Exercise details >>
How many lines of the records below contain the word "Friday"? Answer with the number alone.

Source records >>
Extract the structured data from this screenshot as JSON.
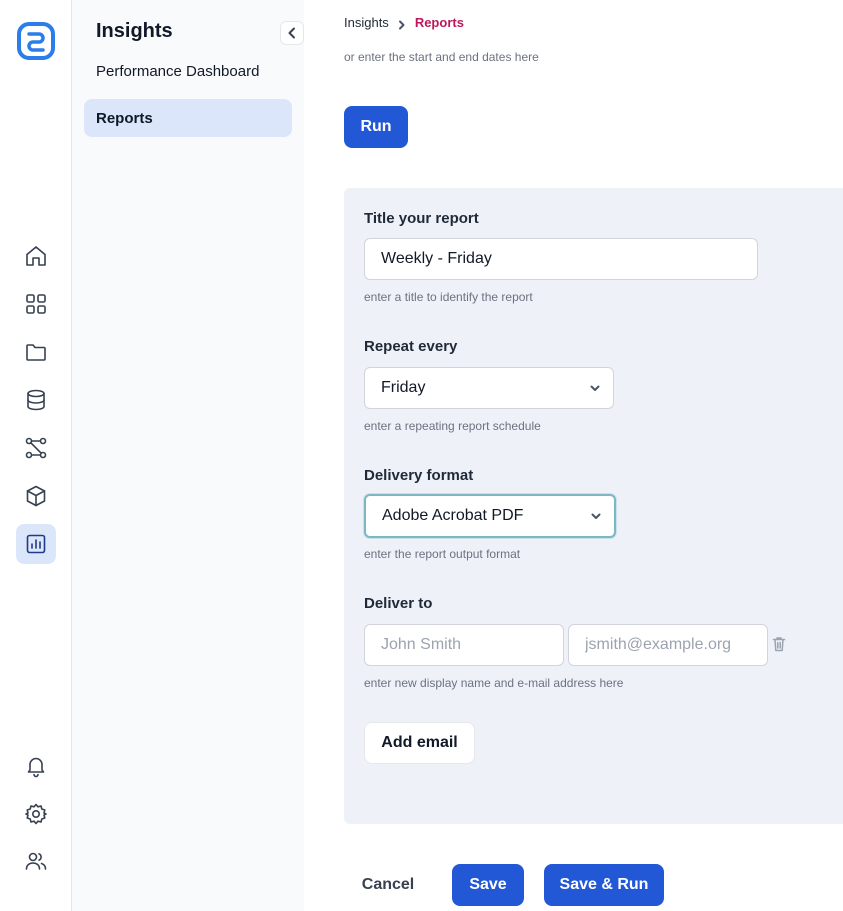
{
  "rail": {
    "icons": [
      "app-logo",
      "home-icon",
      "grid-icon",
      "folder-icon",
      "database-icon",
      "workflow-icon",
      "box-icon",
      "chart-icon",
      "bell-icon",
      "gear-icon",
      "users-icon"
    ]
  },
  "sidebar": {
    "title": "Insights",
    "items": [
      {
        "label": "Performance Dashboard"
      },
      {
        "label": "Reports"
      }
    ]
  },
  "breadcrumb": {
    "parent": "Insights",
    "current": "Reports"
  },
  "dates_hint": "or enter the start and end dates here",
  "run_label": "Run",
  "form": {
    "title_label": "Title your report",
    "title_value": "Weekly - Friday",
    "title_help": "enter a title to identify the report",
    "repeat_label": "Repeat every",
    "repeat_value": "Friday",
    "repeat_help": "enter a repeating report schedule",
    "format_label": "Delivery format",
    "format_value": "Adobe Acrobat PDF",
    "format_help": "enter the report output format",
    "deliver_label": "Deliver to",
    "name_placeholder": "John Smith",
    "email_placeholder": "jsmith@example.org",
    "deliver_help": "enter new display name and e-mail address here",
    "add_email_label": "Add email"
  },
  "footer": {
    "cancel_label": "Cancel",
    "save_label": "Save",
    "save_run_label": "Save & Run"
  },
  "colors": {
    "primary": "#2258d6",
    "active_bg": "#dbe6fb",
    "breadcrumb_current": "#be185d",
    "panel_bg": "#eef1f8"
  }
}
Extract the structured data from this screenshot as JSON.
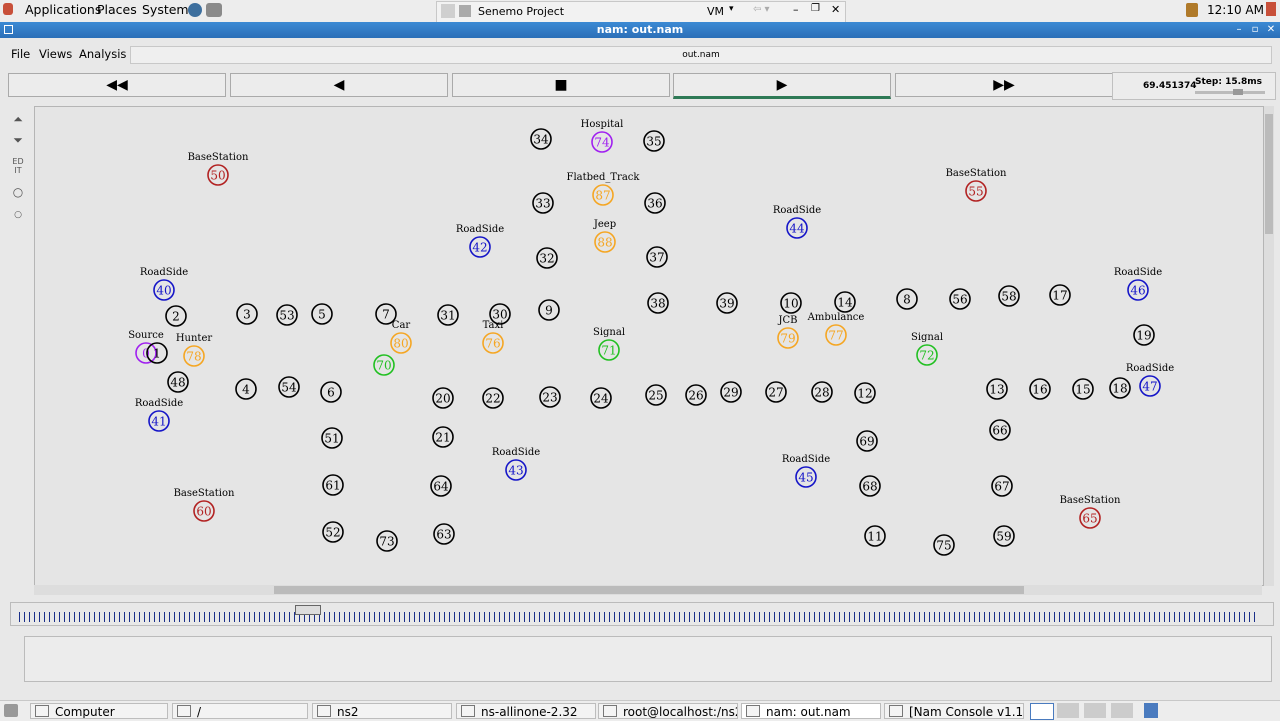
{
  "top_panel": {
    "menus": [
      "Applications",
      "Places",
      "System"
    ],
    "active_window": "Senemo Project",
    "vm_label": "VM",
    "clock": "12:10 AM"
  },
  "window": {
    "title": "nam: out.nam",
    "menus": [
      "File",
      "Views",
      "Analysis"
    ],
    "file_label": "out.nam"
  },
  "transport": {
    "time": "69.451374",
    "step": "Step: 15.8ms",
    "buttons": [
      "◀◀",
      "◀",
      "■",
      "▶",
      "▶▶"
    ]
  },
  "nodes": [
    {
      "id": "0",
      "label": "Source",
      "c": "#a020f0"
    },
    {
      "id": "1",
      "label": "",
      "c": "#000"
    },
    {
      "id": "2",
      "label": "",
      "c": "#000"
    },
    {
      "id": "3",
      "label": "",
      "c": "#000"
    },
    {
      "id": "53",
      "label": "",
      "c": "#000"
    },
    {
      "id": "5",
      "label": "",
      "c": "#000"
    },
    {
      "id": "7",
      "label": "",
      "c": "#000"
    },
    {
      "id": "31",
      "label": "",
      "c": "#000"
    },
    {
      "id": "30",
      "label": "",
      "c": "#000"
    },
    {
      "id": "9",
      "label": "",
      "c": "#000"
    },
    {
      "id": "34",
      "label": "",
      "c": "#000"
    },
    {
      "id": "74",
      "label": "Hospital",
      "c": "#a020f0"
    },
    {
      "id": "35",
      "label": "",
      "c": "#000"
    },
    {
      "id": "87",
      "label": "Flatbed_Track",
      "c": "#f5a623"
    },
    {
      "id": "33",
      "label": "",
      "c": "#000"
    },
    {
      "id": "36",
      "label": "",
      "c": "#000"
    },
    {
      "id": "88",
      "label": "Jeep",
      "c": "#f5a623"
    },
    {
      "id": "32",
      "label": "",
      "c": "#000"
    },
    {
      "id": "37",
      "label": "",
      "c": "#000"
    },
    {
      "id": "42",
      "label": "RoadSide",
      "c": "#1515c8"
    },
    {
      "id": "50",
      "label": "BaseStation",
      "c": "#b22222"
    },
    {
      "id": "40",
      "label": "RoadSide",
      "c": "#1515c8"
    },
    {
      "id": "78",
      "label": "Hunter",
      "c": "#f5a623"
    },
    {
      "id": "48",
      "label": "",
      "c": "#000"
    },
    {
      "id": "41",
      "label": "RoadSide",
      "c": "#1515c8"
    },
    {
      "id": "4",
      "label": "",
      "c": "#000"
    },
    {
      "id": "54",
      "label": "",
      "c": "#000"
    },
    {
      "id": "6",
      "label": "",
      "c": "#000"
    },
    {
      "id": "70",
      "label": "",
      "c": "#22c022"
    },
    {
      "id": "80",
      "label": "Car",
      "c": "#f5a623"
    },
    {
      "id": "76",
      "label": "Taxi",
      "c": "#f5a623"
    },
    {
      "id": "71",
      "label": "Signal",
      "c": "#22c022"
    },
    {
      "id": "38",
      "label": "",
      "c": "#000"
    },
    {
      "id": "39",
      "label": "",
      "c": "#000"
    },
    {
      "id": "10",
      "label": "",
      "c": "#000"
    },
    {
      "id": "79",
      "label": "JCB",
      "c": "#f5a623"
    },
    {
      "id": "14",
      "label": "",
      "c": "#000"
    },
    {
      "id": "77",
      "label": "Ambulance",
      "c": "#f5a623"
    },
    {
      "id": "8",
      "label": "",
      "c": "#000"
    },
    {
      "id": "56",
      "label": "",
      "c": "#000"
    },
    {
      "id": "58",
      "label": "",
      "c": "#000"
    },
    {
      "id": "17",
      "label": "",
      "c": "#000"
    },
    {
      "id": "46",
      "label": "RoadSide",
      "c": "#1515c8"
    },
    {
      "id": "19",
      "label": "",
      "c": "#000"
    },
    {
      "id": "72",
      "label": "Signal",
      "c": "#22c022"
    },
    {
      "id": "44",
      "label": "RoadSide",
      "c": "#1515c8"
    },
    {
      "id": "55",
      "label": "BaseStation",
      "c": "#b22222"
    },
    {
      "id": "20",
      "label": "",
      "c": "#000"
    },
    {
      "id": "22",
      "label": "",
      "c": "#000"
    },
    {
      "id": "23",
      "label": "",
      "c": "#000"
    },
    {
      "id": "24",
      "label": "",
      "c": "#000"
    },
    {
      "id": "25",
      "label": "",
      "c": "#000"
    },
    {
      "id": "26",
      "label": "",
      "c": "#000"
    },
    {
      "id": "29",
      "label": "",
      "c": "#000"
    },
    {
      "id": "27",
      "label": "",
      "c": "#000"
    },
    {
      "id": "28",
      "label": "",
      "c": "#000"
    },
    {
      "id": "12",
      "label": "",
      "c": "#000"
    },
    {
      "id": "13",
      "label": "",
      "c": "#000"
    },
    {
      "id": "16",
      "label": "",
      "c": "#000"
    },
    {
      "id": "15",
      "label": "",
      "c": "#000"
    },
    {
      "id": "18",
      "label": "",
      "c": "#000"
    },
    {
      "id": "47",
      "label": "RoadSide",
      "c": "#1515c8"
    },
    {
      "id": "51",
      "label": "",
      "c": "#000"
    },
    {
      "id": "21",
      "label": "",
      "c": "#000"
    },
    {
      "id": "43",
      "label": "RoadSide",
      "c": "#1515c8"
    },
    {
      "id": "69",
      "label": "",
      "c": "#000"
    },
    {
      "id": "66",
      "label": "",
      "c": "#000"
    },
    {
      "id": "61",
      "label": "",
      "c": "#000"
    },
    {
      "id": "64",
      "label": "",
      "c": "#000"
    },
    {
      "id": "45",
      "label": "RoadSide",
      "c": "#1515c8"
    },
    {
      "id": "68",
      "label": "",
      "c": "#000"
    },
    {
      "id": "67",
      "label": "",
      "c": "#000"
    },
    {
      "id": "60",
      "label": "BaseStation",
      "c": "#b22222"
    },
    {
      "id": "65",
      "label": "BaseStation",
      "c": "#b22222"
    },
    {
      "id": "52",
      "label": "",
      "c": "#000"
    },
    {
      "id": "73",
      "label": "",
      "c": "#000"
    },
    {
      "id": "63",
      "label": "",
      "c": "#000"
    },
    {
      "id": "11",
      "label": "",
      "c": "#000"
    },
    {
      "id": "75",
      "label": "",
      "c": "#000"
    },
    {
      "id": "59",
      "label": "",
      "c": "#000"
    }
  ],
  "taskbar": [
    {
      "label": "Computer"
    },
    {
      "label": "/"
    },
    {
      "label": "ns2"
    },
    {
      "label": "ns-allinone-2.32"
    },
    {
      "label": "root@localhost:/ns2..."
    },
    {
      "label": "nam: out.nam"
    },
    {
      "label": "[Nam Console v1.13]"
    }
  ]
}
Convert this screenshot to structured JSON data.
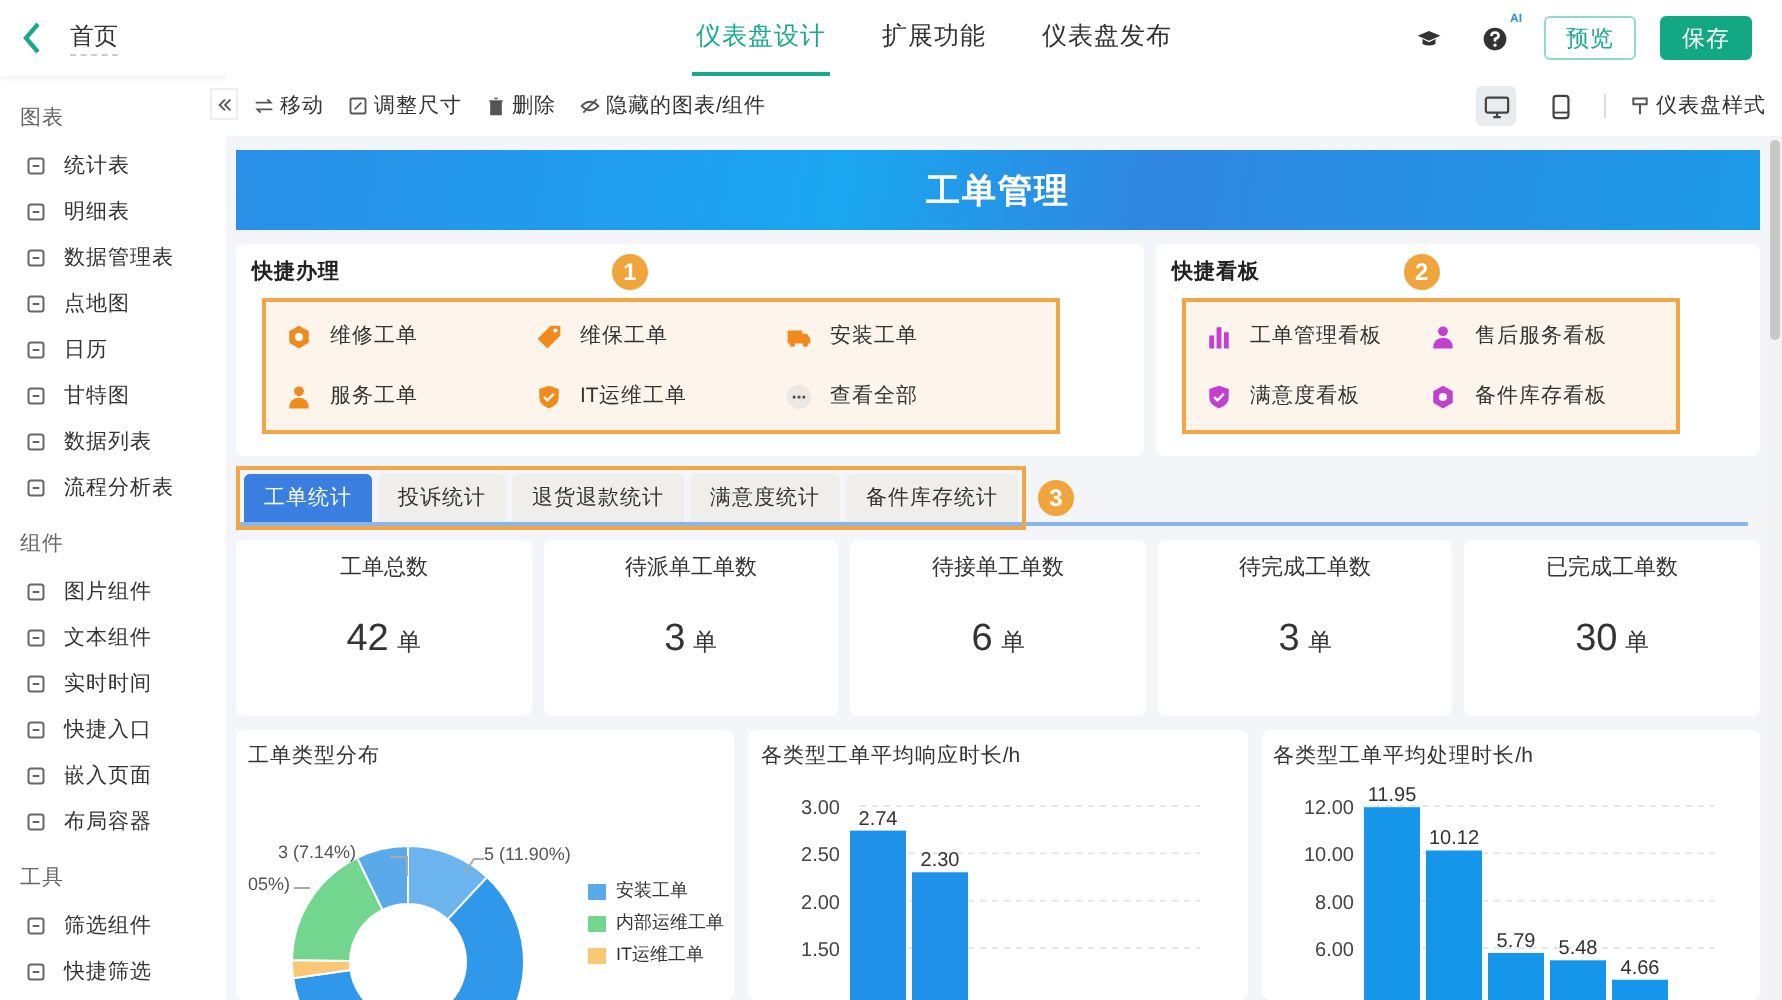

Output >>
2